▶ **Direction**: Repeat all of the data precisely.

▶ **Input material**:
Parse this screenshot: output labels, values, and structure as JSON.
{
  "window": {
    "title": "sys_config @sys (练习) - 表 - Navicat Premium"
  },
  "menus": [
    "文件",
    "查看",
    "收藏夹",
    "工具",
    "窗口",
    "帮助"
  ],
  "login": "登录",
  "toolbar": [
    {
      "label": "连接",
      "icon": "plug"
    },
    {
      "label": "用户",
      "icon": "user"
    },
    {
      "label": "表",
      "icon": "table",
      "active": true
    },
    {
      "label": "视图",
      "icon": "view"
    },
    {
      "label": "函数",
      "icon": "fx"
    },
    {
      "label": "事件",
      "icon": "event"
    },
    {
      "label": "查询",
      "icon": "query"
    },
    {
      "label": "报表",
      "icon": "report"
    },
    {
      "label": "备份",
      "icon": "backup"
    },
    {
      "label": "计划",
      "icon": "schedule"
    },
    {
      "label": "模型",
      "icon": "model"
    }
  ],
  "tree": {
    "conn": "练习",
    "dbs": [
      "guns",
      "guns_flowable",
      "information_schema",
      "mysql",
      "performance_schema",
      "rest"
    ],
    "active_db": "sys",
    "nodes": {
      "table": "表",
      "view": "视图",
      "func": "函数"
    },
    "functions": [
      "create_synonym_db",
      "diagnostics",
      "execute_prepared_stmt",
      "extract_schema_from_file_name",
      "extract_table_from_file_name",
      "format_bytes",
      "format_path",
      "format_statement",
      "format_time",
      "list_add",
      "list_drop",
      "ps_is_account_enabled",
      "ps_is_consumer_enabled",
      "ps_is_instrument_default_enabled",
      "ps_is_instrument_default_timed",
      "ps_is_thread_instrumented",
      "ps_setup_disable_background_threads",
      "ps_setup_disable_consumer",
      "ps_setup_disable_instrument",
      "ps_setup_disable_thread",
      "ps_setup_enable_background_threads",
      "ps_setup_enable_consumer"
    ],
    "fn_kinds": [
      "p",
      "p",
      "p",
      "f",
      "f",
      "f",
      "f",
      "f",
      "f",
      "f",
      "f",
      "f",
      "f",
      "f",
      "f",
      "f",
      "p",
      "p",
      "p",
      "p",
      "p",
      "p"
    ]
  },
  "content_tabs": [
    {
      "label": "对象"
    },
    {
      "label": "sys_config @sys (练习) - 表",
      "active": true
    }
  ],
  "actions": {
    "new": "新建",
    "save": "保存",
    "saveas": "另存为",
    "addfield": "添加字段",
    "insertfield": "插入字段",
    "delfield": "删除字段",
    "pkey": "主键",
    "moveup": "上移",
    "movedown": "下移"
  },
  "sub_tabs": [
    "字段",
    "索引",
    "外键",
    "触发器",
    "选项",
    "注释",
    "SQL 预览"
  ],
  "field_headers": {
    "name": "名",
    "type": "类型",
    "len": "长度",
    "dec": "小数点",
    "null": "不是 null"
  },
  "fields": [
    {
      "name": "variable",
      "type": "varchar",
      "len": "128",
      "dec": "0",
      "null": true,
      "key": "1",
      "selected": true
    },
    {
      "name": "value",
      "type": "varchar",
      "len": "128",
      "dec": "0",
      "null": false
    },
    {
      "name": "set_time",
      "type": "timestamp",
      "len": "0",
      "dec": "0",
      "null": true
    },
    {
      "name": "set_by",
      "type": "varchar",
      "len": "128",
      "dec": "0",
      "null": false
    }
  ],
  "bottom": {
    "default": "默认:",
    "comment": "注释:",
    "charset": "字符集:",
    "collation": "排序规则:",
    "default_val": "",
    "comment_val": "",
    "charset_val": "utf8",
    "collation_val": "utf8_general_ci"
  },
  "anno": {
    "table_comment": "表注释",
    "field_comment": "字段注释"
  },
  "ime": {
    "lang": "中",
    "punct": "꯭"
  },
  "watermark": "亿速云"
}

▶ **Worked answer**:
Parse this screenshot: output labels, values, and structure as JSON.
{
  "window": {
    "title": "sys_config @sys (练习) - 表 - Navicat Premium"
  },
  "menus": [
    "文件",
    "查看",
    "收藏夹",
    "工具",
    "窗口",
    "帮助"
  ],
  "login": "登录",
  "toolbar": [
    {
      "label": "连接",
      "icon": "plug"
    },
    {
      "label": "用户",
      "icon": "user"
    },
    {
      "label": "表",
      "icon": "table",
      "active": true
    },
    {
      "label": "视图",
      "icon": "view"
    },
    {
      "label": "函数",
      "icon": "fx"
    },
    {
      "label": "事件",
      "icon": "event"
    },
    {
      "label": "查询",
      "icon": "query"
    },
    {
      "label": "报表",
      "icon": "report"
    },
    {
      "label": "备份",
      "icon": "backup"
    },
    {
      "label": "计划",
      "icon": "schedule"
    },
    {
      "label": "模型",
      "icon": "model"
    }
  ],
  "tree": {
    "conn": "练习",
    "dbs": [
      "guns",
      "guns_flowable",
      "information_schema",
      "mysql",
      "performance_schema",
      "rest"
    ],
    "active_db": "sys",
    "nodes": {
      "table": "表",
      "view": "视图",
      "func": "函数"
    },
    "functions": [
      "create_synonym_db",
      "diagnostics",
      "execute_prepared_stmt",
      "extract_schema_from_file_name",
      "extract_table_from_file_name",
      "format_bytes",
      "format_path",
      "format_statement",
      "format_time",
      "list_add",
      "list_drop",
      "ps_is_account_enabled",
      "ps_is_consumer_enabled",
      "ps_is_instrument_default_enabled",
      "ps_is_instrument_default_timed",
      "ps_is_thread_instrumented",
      "ps_setup_disable_background_threads",
      "ps_setup_disable_consumer",
      "ps_setup_disable_instrument",
      "ps_setup_disable_thread",
      "ps_setup_enable_background_threads",
      "ps_setup_enable_consumer"
    ],
    "fn_kinds": [
      "p",
      "p",
      "p",
      "f",
      "f",
      "f",
      "f",
      "f",
      "f",
      "f",
      "f",
      "f",
      "f",
      "f",
      "f",
      "f",
      "p",
      "p",
      "p",
      "p",
      "p",
      "p"
    ]
  },
  "content_tabs": [
    {
      "label": "对象"
    },
    {
      "label": "sys_config @sys (练习) - 表",
      "active": true
    }
  ],
  "actions": {
    "new": "新建",
    "save": "保存",
    "saveas": "另存为",
    "addfield": "添加字段",
    "insertfield": "插入字段",
    "delfield": "删除字段",
    "pkey": "主键",
    "moveup": "上移",
    "movedown": "下移"
  },
  "sub_tabs": [
    "字段",
    "索引",
    "外键",
    "触发器",
    "选项",
    "注释",
    "SQL 预览"
  ],
  "field_headers": {
    "name": "名",
    "type": "类型",
    "len": "长度",
    "dec": "小数点",
    "null": "不是 null"
  },
  "fields": [
    {
      "name": "variable",
      "type": "varchar",
      "len": "128",
      "dec": "0",
      "null": true,
      "key": "1",
      "selected": true
    },
    {
      "name": "value",
      "type": "varchar",
      "len": "128",
      "dec": "0",
      "null": false
    },
    {
      "name": "set_time",
      "type": "timestamp",
      "len": "0",
      "dec": "0",
      "null": true
    },
    {
      "name": "set_by",
      "type": "varchar",
      "len": "128",
      "dec": "0",
      "null": false
    }
  ],
  "bottom": {
    "default": "默认:",
    "comment": "注释:",
    "charset": "字符集:",
    "collation": "排序规则:",
    "default_val": "",
    "comment_val": "",
    "charset_val": "utf8",
    "collation_val": "utf8_general_ci"
  },
  "anno": {
    "table_comment": "表注释",
    "field_comment": "字段注释"
  },
  "ime": {
    "lang": "中",
    "punct": "꯭"
  },
  "watermark": "亿速云"
}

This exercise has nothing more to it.